WORK TO COMPLETE.
What follows is a listing; give it again exactly, in its entirety.
-- begin PROVIDED INFORMATION --
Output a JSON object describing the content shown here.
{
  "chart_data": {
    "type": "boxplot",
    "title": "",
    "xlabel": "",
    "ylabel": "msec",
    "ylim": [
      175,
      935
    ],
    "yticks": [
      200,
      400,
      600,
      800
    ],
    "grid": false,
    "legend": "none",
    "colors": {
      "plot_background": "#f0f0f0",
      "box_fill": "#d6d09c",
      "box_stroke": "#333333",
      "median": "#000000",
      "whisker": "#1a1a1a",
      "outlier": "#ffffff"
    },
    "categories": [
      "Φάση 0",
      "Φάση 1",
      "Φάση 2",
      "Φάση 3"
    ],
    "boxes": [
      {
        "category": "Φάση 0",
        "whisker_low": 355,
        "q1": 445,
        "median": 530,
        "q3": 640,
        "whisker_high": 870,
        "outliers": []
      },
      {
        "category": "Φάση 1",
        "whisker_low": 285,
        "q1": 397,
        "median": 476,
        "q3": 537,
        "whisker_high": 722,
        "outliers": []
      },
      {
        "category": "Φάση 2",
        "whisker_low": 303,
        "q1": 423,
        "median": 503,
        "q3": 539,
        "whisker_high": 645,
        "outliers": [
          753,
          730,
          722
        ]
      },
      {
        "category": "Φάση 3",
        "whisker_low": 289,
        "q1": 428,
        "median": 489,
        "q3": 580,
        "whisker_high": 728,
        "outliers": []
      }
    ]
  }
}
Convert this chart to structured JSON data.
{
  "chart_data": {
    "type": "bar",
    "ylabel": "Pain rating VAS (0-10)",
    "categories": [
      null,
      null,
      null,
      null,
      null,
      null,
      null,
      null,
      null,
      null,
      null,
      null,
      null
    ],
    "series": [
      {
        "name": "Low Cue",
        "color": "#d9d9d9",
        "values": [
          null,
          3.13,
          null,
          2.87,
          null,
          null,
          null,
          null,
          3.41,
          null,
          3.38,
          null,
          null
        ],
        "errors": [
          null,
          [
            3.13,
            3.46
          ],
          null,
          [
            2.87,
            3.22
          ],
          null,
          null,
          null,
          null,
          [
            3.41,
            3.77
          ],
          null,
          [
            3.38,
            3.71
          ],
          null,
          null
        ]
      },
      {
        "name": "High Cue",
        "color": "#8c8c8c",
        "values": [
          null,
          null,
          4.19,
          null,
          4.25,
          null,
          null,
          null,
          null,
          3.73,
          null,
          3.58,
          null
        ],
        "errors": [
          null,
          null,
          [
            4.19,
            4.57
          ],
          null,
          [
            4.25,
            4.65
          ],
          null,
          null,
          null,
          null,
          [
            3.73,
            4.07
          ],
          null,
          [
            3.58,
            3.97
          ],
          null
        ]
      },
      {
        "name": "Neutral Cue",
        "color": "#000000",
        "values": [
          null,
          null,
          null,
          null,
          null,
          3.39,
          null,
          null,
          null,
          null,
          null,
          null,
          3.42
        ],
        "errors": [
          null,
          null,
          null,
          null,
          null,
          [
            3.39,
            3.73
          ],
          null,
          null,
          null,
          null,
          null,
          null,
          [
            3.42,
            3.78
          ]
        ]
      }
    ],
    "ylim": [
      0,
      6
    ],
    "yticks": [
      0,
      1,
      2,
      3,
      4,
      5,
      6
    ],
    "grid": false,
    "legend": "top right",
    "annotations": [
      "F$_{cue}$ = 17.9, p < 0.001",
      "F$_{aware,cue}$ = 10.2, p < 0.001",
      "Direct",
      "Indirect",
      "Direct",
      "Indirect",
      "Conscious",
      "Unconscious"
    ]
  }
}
-- end PROVIDED INFORMATION --
FULL RESPONSE.
Output a JSON object describing the content shown here.
{
  "chart_data": {
    "type": "boxplot",
    "title": "",
    "xlabel": "",
    "ylabel": "msec",
    "ylim": [
      175,
      935
    ],
    "yticks": [
      200,
      400,
      600,
      800
    ],
    "grid": false,
    "legend": "none",
    "colors": {
      "plot_background": "#f0f0f0",
      "box_fill": "#d6d09c",
      "box_stroke": "#333333",
      "median": "#000000",
      "whisker": "#1a1a1a",
      "outlier": "#ffffff"
    },
    "categories": [
      "Φάση 0",
      "Φάση 1",
      "Φάση 2",
      "Φάση 3"
    ],
    "boxes": [
      {
        "category": "Φάση 0",
        "whisker_low": 355,
        "q1": 445,
        "median": 530,
        "q3": 640,
        "whisker_high": 870,
        "outliers": []
      },
      {
        "category": "Φάση 1",
        "whisker_low": 285,
        "q1": 397,
        "median": 476,
        "q3": 537,
        "whisker_high": 722,
        "outliers": []
      },
      {
        "category": "Φάση 2",
        "whisker_low": 303,
        "q1": 423,
        "median": 503,
        "q3": 539,
        "whisker_high": 645,
        "outliers": [
          753,
          730,
          722
        ]
      },
      {
        "category": "Φάση 3",
        "whisker_low": 289,
        "q1": 428,
        "median": 489,
        "q3": 580,
        "whisker_high": 728,
        "outliers": []
      }
    ]
  }
}
Convert this chart to structured JSON data.
{
  "chart_data": {
    "type": "bar",
    "ylabel": "Pain rating VAS (0-10)",
    "categories": [
      null,
      null,
      null,
      null,
      null,
      null,
      null,
      null,
      null,
      null,
      null,
      null,
      null
    ],
    "series": [
      {
        "name": "Low Cue",
        "color": "#d9d9d9",
        "values": [
          null,
          3.13,
          null,
          2.87,
          null,
          null,
          null,
          null,
          3.41,
          null,
          3.38,
          null,
          null
        ],
        "errors": [
          null,
          [
            3.13,
            3.46
          ],
          null,
          [
            2.87,
            3.22
          ],
          null,
          null,
          null,
          null,
          [
            3.41,
            3.77
          ],
          null,
          [
            3.38,
            3.71
          ],
          null,
          null
        ]
      },
      {
        "name": "High Cue",
        "color": "#8c8c8c",
        "values": [
          null,
          null,
          4.19,
          null,
          4.25,
          null,
          null,
          null,
          null,
          3.73,
          null,
          3.58,
          null
        ],
        "errors": [
          null,
          null,
          [
            4.19,
            4.57
          ],
          null,
          [
            4.25,
            4.65
          ],
          null,
          null,
          null,
          null,
          [
            3.73,
            4.07
          ],
          null,
          [
            3.58,
            3.97
          ],
          null
        ]
      },
      {
        "name": "Neutral Cue",
        "color": "#000000",
        "values": [
          null,
          null,
          null,
          null,
          null,
          3.39,
          null,
          null,
          null,
          null,
          null,
          null,
          3.42
        ],
        "errors": [
          null,
          null,
          null,
          null,
          null,
          [
            3.39,
            3.73
          ],
          null,
          null,
          null,
          null,
          null,
          null,
          [
            3.42,
            3.78
          ]
        ]
      }
    ],
    "ylim": [
      0,
      6
    ],
    "yticks": [
      0,
      1,
      2,
      3,
      4,
      5,
      6
    ],
    "grid": false,
    "legend": "top right",
    "annotations": [
      "F$_{cue}$ = 17.9, p < 0.001",
      "F$_{aware,cue}$ = 10.2, p < 0.001",
      "Direct",
      "Indirect",
      "Direct",
      "Indirect",
      "Conscious",
      "Unconscious"
    ]
  }
}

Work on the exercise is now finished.